* **Problem description**
The entries below need to be written out exactly, with no pictures included.

[start]

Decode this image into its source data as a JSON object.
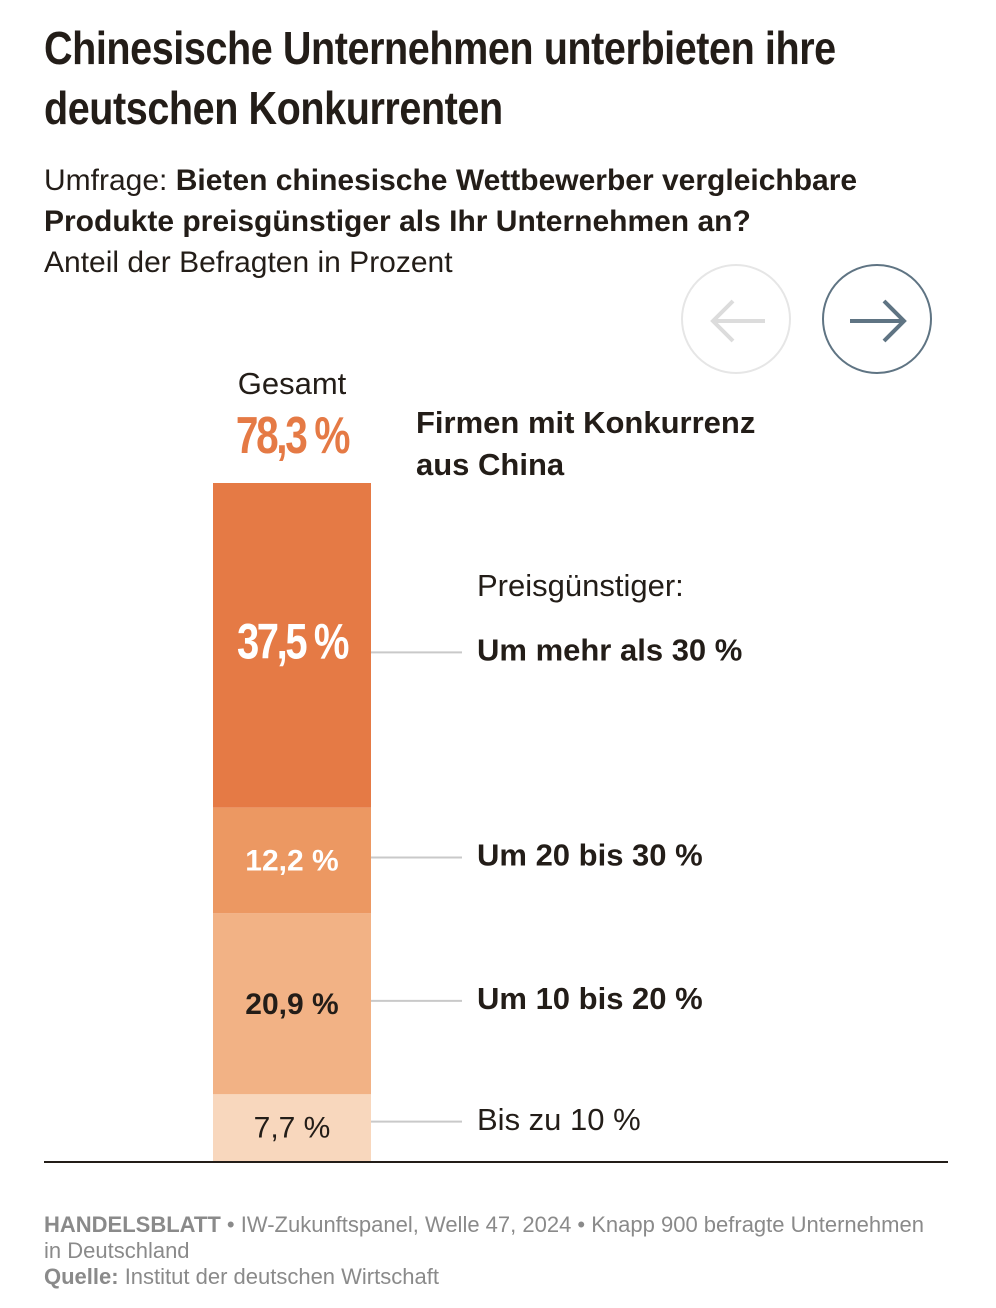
{
  "title": "Chinesische Unternehmen unterbieten ihre deutschen Konkurrenten",
  "subtitle_prefix": "Umfrage: ",
  "subtitle_question": "Bieten chinesische Wettbewerber vergleich­bare Produkte preisgünstiger als Ihr Unternehmen an?",
  "unit_label": "Anteil der Befragten in Prozent",
  "nav": {
    "prev_icon": "arrow-left-icon",
    "next_icon": "arrow-right-icon"
  },
  "total": {
    "label": "Gesamt",
    "value_text": "78,3 %"
  },
  "legend_title": "Firmen mit Konkurrenz aus China",
  "group_label": "Preisgünstiger:",
  "chart_data": {
    "type": "bar",
    "stacked": true,
    "categories": [
      "Gesamt"
    ],
    "total": 78.3,
    "series": [
      {
        "name": "Um mehr als 30 %",
        "value": 37.5,
        "value_label": "37,5 %",
        "color": "#e57a45",
        "label_color": "#ffffff",
        "label_bold": true
      },
      {
        "name": "Um 20 bis 30 %",
        "value": 12.2,
        "value_label": "12,2 %",
        "color": "#ec9862",
        "label_color": "#ffffff",
        "label_bold": true
      },
      {
        "name": "Um 10 bis 20 %",
        "value": 20.9,
        "value_label": "20,9 %",
        "color": "#f2b285",
        "label_color": "#231d18",
        "label_bold": true
      },
      {
        "name": "Bis zu 10 %",
        "value": 7.7,
        "value_label": "7,7 %",
        "color": "#f8d7bd",
        "label_color": "#231d18",
        "label_bold": false
      }
    ]
  },
  "footer": {
    "publisher": "HANDELSBLATT",
    "note": " • IW-Zukunftspanel, Welle 47, 2024 • Knapp 900 befragte Unternehmen in Deutschland",
    "source_label": "Quelle:",
    "source_text": " Institut der deutschen Wirtschaft"
  }
}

[end]

* **Finished task**
Decode this image into its source data as a JSON object.
{
  "title": "Chinesische Unternehmen unterbieten ihre deutschen Konkurrenten",
  "subtitle_prefix": "Umfrage: ",
  "subtitle_question": "Bieten chinesische Wettbewerber vergleich­bare Produkte preisgünstiger als Ihr Unternehmen an?",
  "unit_label": "Anteil der Befragten in Prozent",
  "nav": {
    "prev_icon": "arrow-left-icon",
    "next_icon": "arrow-right-icon"
  },
  "total": {
    "label": "Gesamt",
    "value_text": "78,3 %"
  },
  "legend_title": "Firmen mit Konkurrenz aus China",
  "group_label": "Preisgünstiger:",
  "chart_data": {
    "type": "bar",
    "stacked": true,
    "categories": [
      "Gesamt"
    ],
    "total": 78.3,
    "series": [
      {
        "name": "Um mehr als 30 %",
        "value": 37.5,
        "value_label": "37,5 %",
        "color": "#e57a45",
        "label_color": "#ffffff",
        "label_bold": true
      },
      {
        "name": "Um 20 bis 30 %",
        "value": 12.2,
        "value_label": "12,2 %",
        "color": "#ec9862",
        "label_color": "#ffffff",
        "label_bold": true
      },
      {
        "name": "Um 10 bis 20 %",
        "value": 20.9,
        "value_label": "20,9 %",
        "color": "#f2b285",
        "label_color": "#231d18",
        "label_bold": true
      },
      {
        "name": "Bis zu 10 %",
        "value": 7.7,
        "value_label": "7,7 %",
        "color": "#f8d7bd",
        "label_color": "#231d18",
        "label_bold": false
      }
    ]
  },
  "footer": {
    "publisher": "HANDELSBLATT",
    "note": " • IW-Zukunftspanel, Welle 47, 2024 • Knapp 900 befragte Unternehmen in Deutschland",
    "source_label": "Quelle:",
    "source_text": " Institut der deutschen Wirtschaft"
  }
}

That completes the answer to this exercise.